[Task to carry out]: Extract the records below word for word and ignore the images.

* START Working data *

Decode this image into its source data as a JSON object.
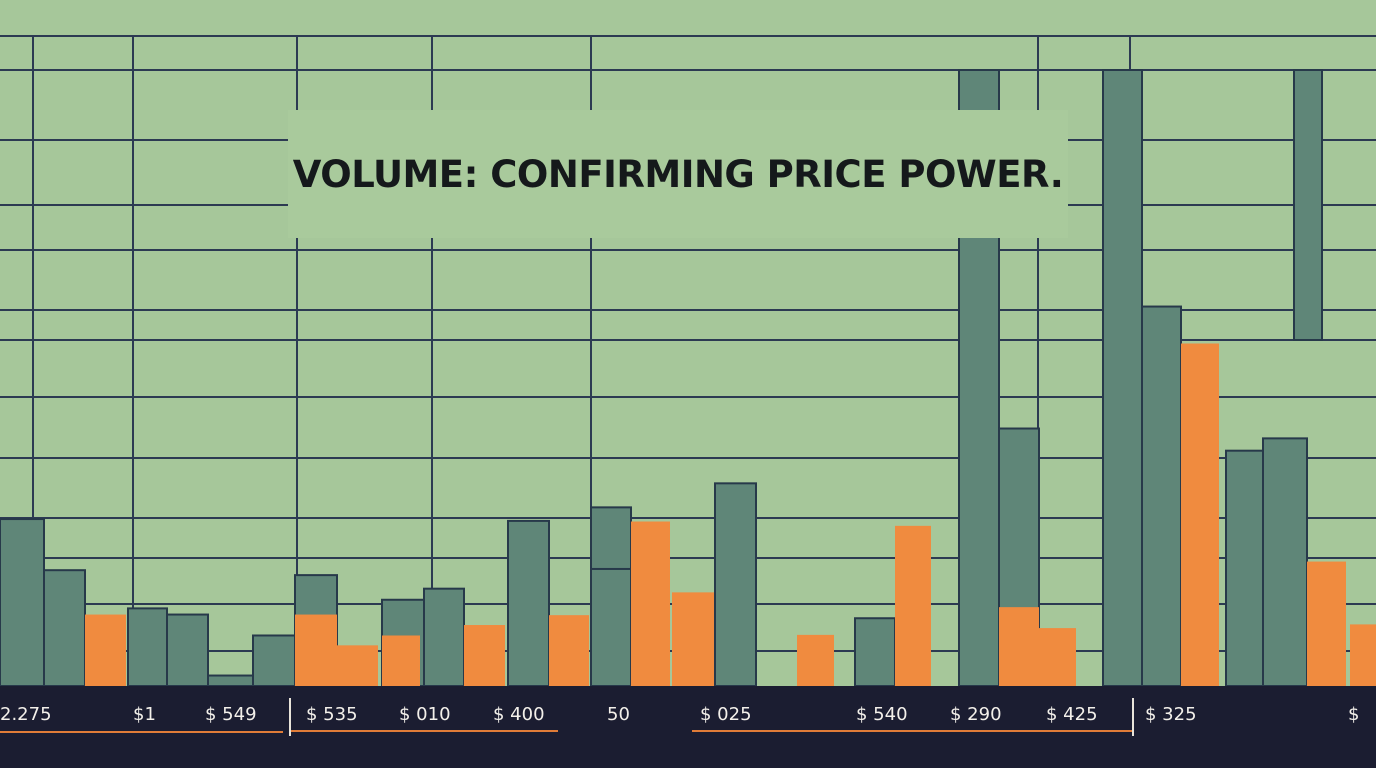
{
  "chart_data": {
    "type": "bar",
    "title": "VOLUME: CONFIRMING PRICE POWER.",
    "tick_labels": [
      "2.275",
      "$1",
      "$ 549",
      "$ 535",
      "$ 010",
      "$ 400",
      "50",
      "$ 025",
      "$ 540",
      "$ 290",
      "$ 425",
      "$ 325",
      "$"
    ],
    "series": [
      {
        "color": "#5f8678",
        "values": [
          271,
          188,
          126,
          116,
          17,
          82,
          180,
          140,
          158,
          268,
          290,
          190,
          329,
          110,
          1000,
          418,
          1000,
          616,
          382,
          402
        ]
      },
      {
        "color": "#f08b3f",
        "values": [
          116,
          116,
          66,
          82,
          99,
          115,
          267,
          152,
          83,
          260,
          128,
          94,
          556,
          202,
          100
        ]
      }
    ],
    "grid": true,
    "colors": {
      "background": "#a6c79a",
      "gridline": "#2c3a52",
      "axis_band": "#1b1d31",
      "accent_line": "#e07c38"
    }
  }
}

* END Working data *

[Reply]:
Decode this image into its source data as a JSON object.
{
  "chart_data": {
    "type": "bar",
    "title": "VOLUME: CONFIRMING PRICE POWER.",
    "tick_labels": [
      "2.275",
      "$1",
      "$ 549",
      "$ 535",
      "$ 010",
      "$ 400",
      "50",
      "$ 025",
      "$ 540",
      "$ 290",
      "$ 425",
      "$ 325",
      "$"
    ],
    "series": [
      {
        "color": "#5f8678",
        "values": [
          271,
          188,
          126,
          116,
          17,
          82,
          180,
          140,
          158,
          268,
          290,
          190,
          329,
          110,
          1000,
          418,
          1000,
          616,
          382,
          402
        ]
      },
      {
        "color": "#f08b3f",
        "values": [
          116,
          116,
          66,
          82,
          99,
          115,
          267,
          152,
          83,
          260,
          128,
          94,
          556,
          202,
          100
        ]
      }
    ],
    "grid": true,
    "colors": {
      "background": "#a6c79a",
      "gridline": "#2c3a52",
      "axis_band": "#1b1d31",
      "accent_line": "#e07c38"
    }
  }
}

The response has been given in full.